* _WHAT THE EXERCISE ASKS_
Copy out the entries in full and with complete accuracy; pictures are excluded.

* _EXERCISE INPUT_
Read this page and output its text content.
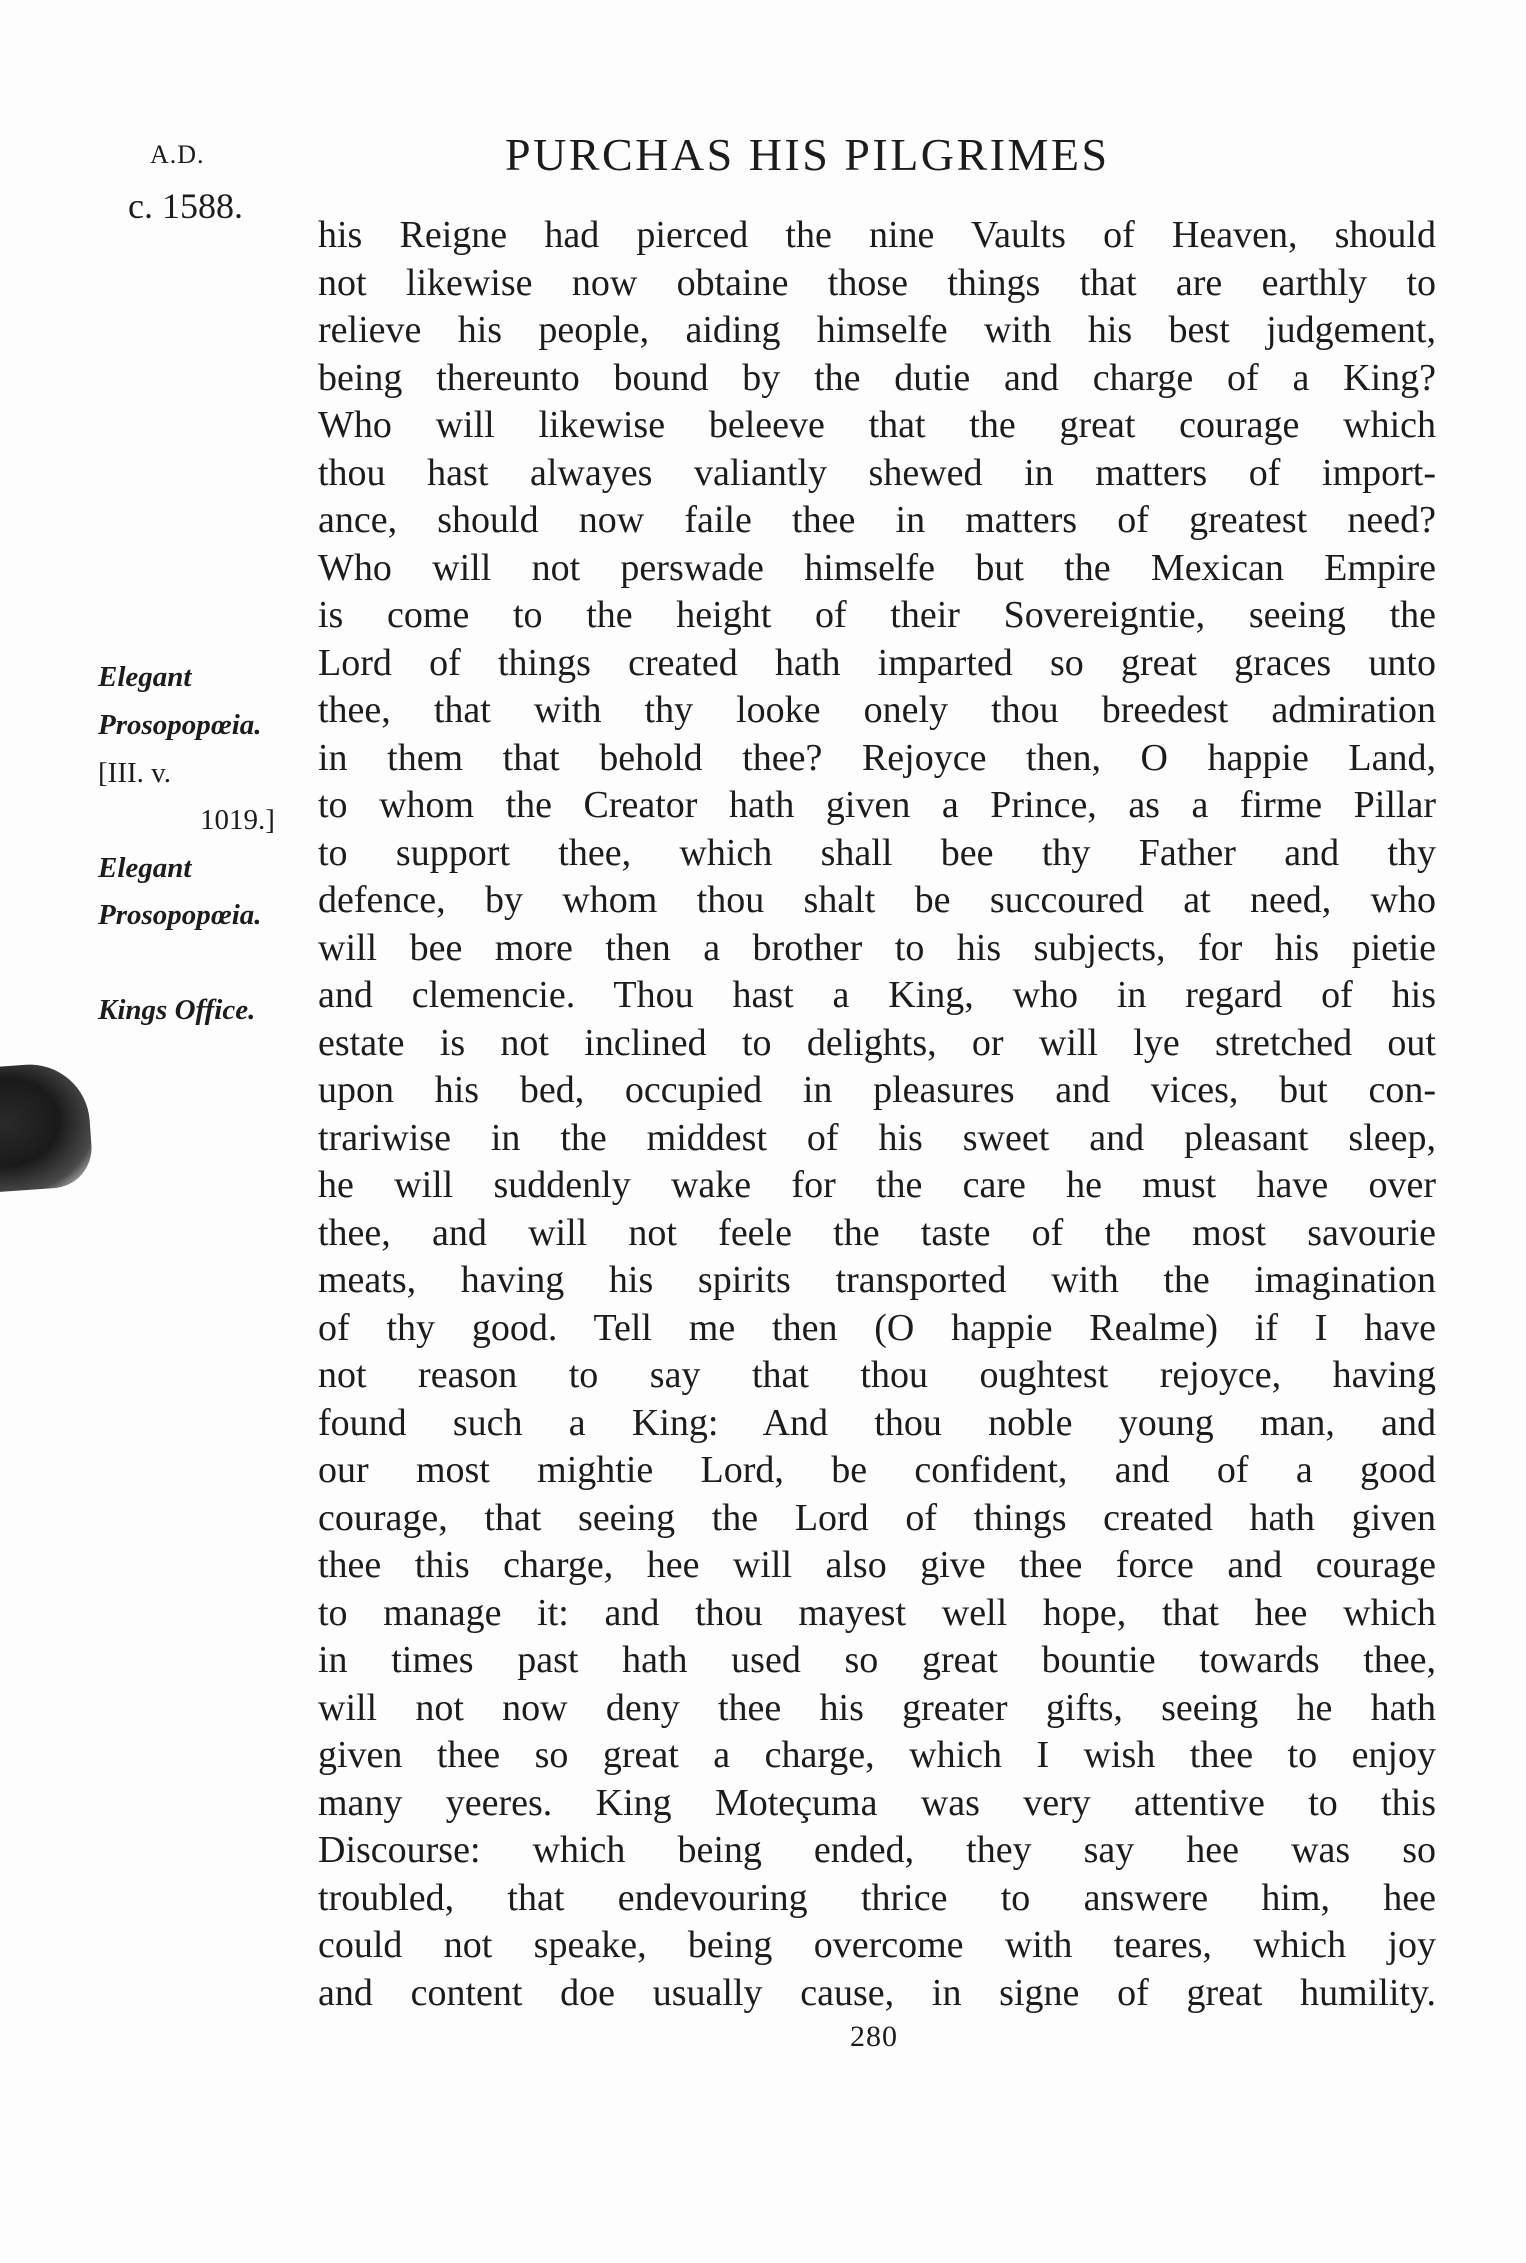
A.D.
c. 1588.
PURCHAS HIS PILGRIMES
Elegant
Prosopopœia.
[III. v.
1019.]
Elegant
Prosopopœia.
Kings Office.
his Reigne had pierced the nine Vaults of Heaven, should
not likewise now obtaine those things that are earthly to
relieve his people, aiding himselfe with his best judgement,
being thereunto bound by the dutie and charge of a King?
Who will likewise beleeve that the great courage which
thou hast alwayes valiantly shewed in matters of import-
ance, should now faile thee in matters of greatest need?
Who will not perswade himselfe but the Mexican Empire
is come to the height of their Sovereigntie, seeing the
Lord of things created hath imparted so great graces unto
thee, that with thy looke onely thou breedest admiration
in them that behold thee? Rejoyce then, O happie Land,
to whom the Creator hath given a Prince, as a firme Pillar
to support thee, which shall bee thy Father and thy
defence, by whom thou shalt be succoured at need, who
will bee more then a brother to his subjects, for his pietie
and clemencie. Thou hast a King, who in regard of his
estate is not inclined to delights, or will lye stretched out
upon his bed, occupied in pleasures and vices, but con-
trariwise in the middest of his sweet and pleasant sleep,
he will suddenly wake for the care he must have over
thee, and will not feele the taste of the most savourie
meats, having his spirits transported with the imagination
of thy good. Tell me then (O happie Realme) if I have
not reason to say that thou oughtest rejoyce, having
found such a King: And thou noble young man, and
our most mightie Lord, be confident, and of a good
courage, that seeing the Lord of things created hath given
thee this charge, hee will also give thee force and courage
to manage it: and thou mayest well hope, that hee which
in times past hath used so great bountie towards thee,
will not now deny thee his greater gifts, seeing he hath
given thee so great a charge, which I wish thee to enjoy
many yeeres. King Moteçuma was very attentive to this
Discourse: which being ended, they say hee was so
troubled, that endevouring thrice to answere him, hee
could not speake, being overcome with teares, which joy
and content doe usually cause, in signe of great humility.
280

* _WORKED SOLUTION_
Read this page and output its text content.
A.D.
c. 1588.
PURCHAS HIS PILGRIMES
Elegant
Prosopopœia.
[III. v.
1019.]
Elegant
Prosopopœia.
Kings Office.
his Reigne had pierced the nine Vaults of Heaven, should
not likewise now obtaine those things that are earthly to
relieve his people, aiding himselfe with his best judgement,
being thereunto bound by the dutie and charge of a King?
Who will likewise beleeve that the great courage which
thou hast alwayes valiantly shewed in matters of import-
ance, should now faile thee in matters of greatest need?
Who will not perswade himselfe but the Mexican Empire
is come to the height of their Sovereigntie, seeing the
Lord of things created hath imparted so great graces unto
thee, that with thy looke onely thou breedest admiration
in them that behold thee? Rejoyce then, O happie Land,
to whom the Creator hath given a Prince, as a firme Pillar
to support thee, which shall bee thy Father and thy
defence, by whom thou shalt be succoured at need, who
will bee more then a brother to his subjects, for his pietie
and clemencie. Thou hast a King, who in regard of his
estate is not inclined to delights, or will lye stretched out
upon his bed, occupied in pleasures and vices, but con-
trariwise in the middest of his sweet and pleasant sleep,
he will suddenly wake for the care he must have over
thee, and will not feele the taste of the most savourie
meats, having his spirits transported with the imagination
of thy good. Tell me then (O happie Realme) if I have
not reason to say that thou oughtest rejoyce, having
found such a King: And thou noble young man, and
our most mightie Lord, be confident, and of a good
courage, that seeing the Lord of things created hath given
thee this charge, hee will also give thee force and courage
to manage it: and thou mayest well hope, that hee which
in times past hath used so great bountie towards thee,
will not now deny thee his greater gifts, seeing he hath
given thee so great a charge, which I wish thee to enjoy
many yeeres. King Moteçuma was very attentive to this
Discourse: which being ended, they say hee was so
troubled, that endevouring thrice to answere him, hee
could not speake, being overcome with teares, which joy
and content doe usually cause, in signe of great humility.
280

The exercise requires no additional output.